Set of tasks:
A. In the SharePoint configuration cache post, who was getting several calls about the slowness of the intranet?
B. Rewrite the part of the SharePoint configuration cache post between "Start-Service SPTimerV4" and "served at all.", inclusive, substituting "portal" for "intranet".

Document segment:
Friday, August 23, 2013

SharePoint Configuration Cache

I recently had a big issue with the SharePoint Configuration Cache.

It started as a simple attempt to reset the cache. I ran the following powershell script(taken from http://woutersdemos.codeplex.com/releases/view/85474)

Add-PSSnapin Microsoft.SharePoint.PowerShell
$Servers = Get-SPServer | ? {$_.Role -ne "Invalid"} | Select -ExpandProperty Address
Write-Host "This script will reset the SharePoint config cache on all farm servers:"
$Servers | Foreach-Object { Write-Host $_ }
Write-Host "Press enter to start."
Read-Host
Invoke-Command -ComputerName $Servers -ScriptBlock {
try {
Write-Host "$env:COMPUTERNAME - Stopping timer service"
Stop-Service SPTimerV4
$ConfigDbId = [Guid](Get-ItemProperty 'HKLM:\SOFTWARE\Microsoft\Shared Tools\Web Server Extensions\14.0\Secure\ConfigDB' -Name Id).Id
$CacheFolder = Join-Path -Path ([Environment]::GetFolderPath("CommonApplicationData")) -ChildPath "Microsoft\SharePoint\Config\$ConfigDbId"
Write-Host "$env:COMPUTERNAME - Clearing cache folder $CacheFolder"
Get-ChildItem "$CacheFolder\*" -Filter *.xml | Remove-Item
Write-Host "$env:COMPUTERNAME - Resetting cache ini file"
$CacheIni = Get-Item "$CacheFolder\Cache.ini"
Set-Content -Path $CacheIni -Value "1"
}
finally{
Write-Host "$env:COMPUTERNAME - Starting timer service"
Start-Service SPTimerV4
}
}

This script seemed to work, and I went about my way. However, that night, we noticed our intranet was running VERY slowly. Many pages were not being served at all.

I determined that there were no Timer Jobs running at all, even though the service was running. I thought it would go away, and I would address it in the morning.

This morning, I learned that the problem was much more apparent. The help desk were getting several calls about the slowness of the Intranet.

I found the following steps from http://blogs.msdn.com/b/jamesway/archive/2011/05/23/sharepoint-2010-clearing-the-configuration-cache.aspx:

  1. Stop the Timer service. To do this, follow these steps:
    1. Click Start, point to Administrative Tools, and then click Services.
    2. Right-click SharePoint 2010 Timer, and then click Stop.
    3. Close the Services console.
  2. On the computer that is running Microsoft SharePoint Server 2010 and on which the Central Administration site is hosted, click Start, click Run, type explorer, and then press ENTER.
  3. In Windows Explorer, locate and then double-click the following folder:
  4. %SystemDrive%\ProgramData\Microsoft\SharePoint\Config\GUID
  5. Notes
    1. The %SystemDrive% system variable specifies the letter of the drive on which Windows is installed. By default, Windows is installed on drive C.

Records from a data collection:

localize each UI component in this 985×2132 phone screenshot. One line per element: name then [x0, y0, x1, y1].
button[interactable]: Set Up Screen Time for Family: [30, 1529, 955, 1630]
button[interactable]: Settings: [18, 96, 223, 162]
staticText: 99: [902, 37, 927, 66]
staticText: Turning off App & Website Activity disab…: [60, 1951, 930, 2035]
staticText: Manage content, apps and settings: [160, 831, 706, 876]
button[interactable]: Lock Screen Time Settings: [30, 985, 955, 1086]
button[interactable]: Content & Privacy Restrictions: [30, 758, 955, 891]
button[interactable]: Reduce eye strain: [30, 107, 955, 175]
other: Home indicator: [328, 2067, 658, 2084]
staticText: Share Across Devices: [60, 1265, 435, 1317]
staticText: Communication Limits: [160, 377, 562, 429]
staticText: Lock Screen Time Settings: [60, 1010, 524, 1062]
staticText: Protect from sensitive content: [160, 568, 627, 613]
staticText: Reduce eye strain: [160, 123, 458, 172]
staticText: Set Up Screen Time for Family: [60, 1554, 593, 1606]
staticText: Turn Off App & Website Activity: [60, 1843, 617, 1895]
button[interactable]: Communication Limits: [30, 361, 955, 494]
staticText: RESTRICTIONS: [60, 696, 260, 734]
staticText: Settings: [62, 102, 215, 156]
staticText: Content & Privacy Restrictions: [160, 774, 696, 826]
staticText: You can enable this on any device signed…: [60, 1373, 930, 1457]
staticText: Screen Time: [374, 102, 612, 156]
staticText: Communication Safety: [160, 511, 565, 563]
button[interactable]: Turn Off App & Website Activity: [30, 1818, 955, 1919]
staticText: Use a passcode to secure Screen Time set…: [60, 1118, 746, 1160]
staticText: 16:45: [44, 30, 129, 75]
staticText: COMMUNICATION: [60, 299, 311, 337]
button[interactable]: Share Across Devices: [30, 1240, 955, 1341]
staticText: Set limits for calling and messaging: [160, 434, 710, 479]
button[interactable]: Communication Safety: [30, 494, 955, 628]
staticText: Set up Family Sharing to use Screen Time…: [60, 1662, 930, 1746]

Replies:
A. The help desk.

B.
Start-Service SPTimerV4
}
}

This script seemed to work, and I went about my way. However, that night, we noticed our portal was running VERY slowly. Many pages were not being served at all.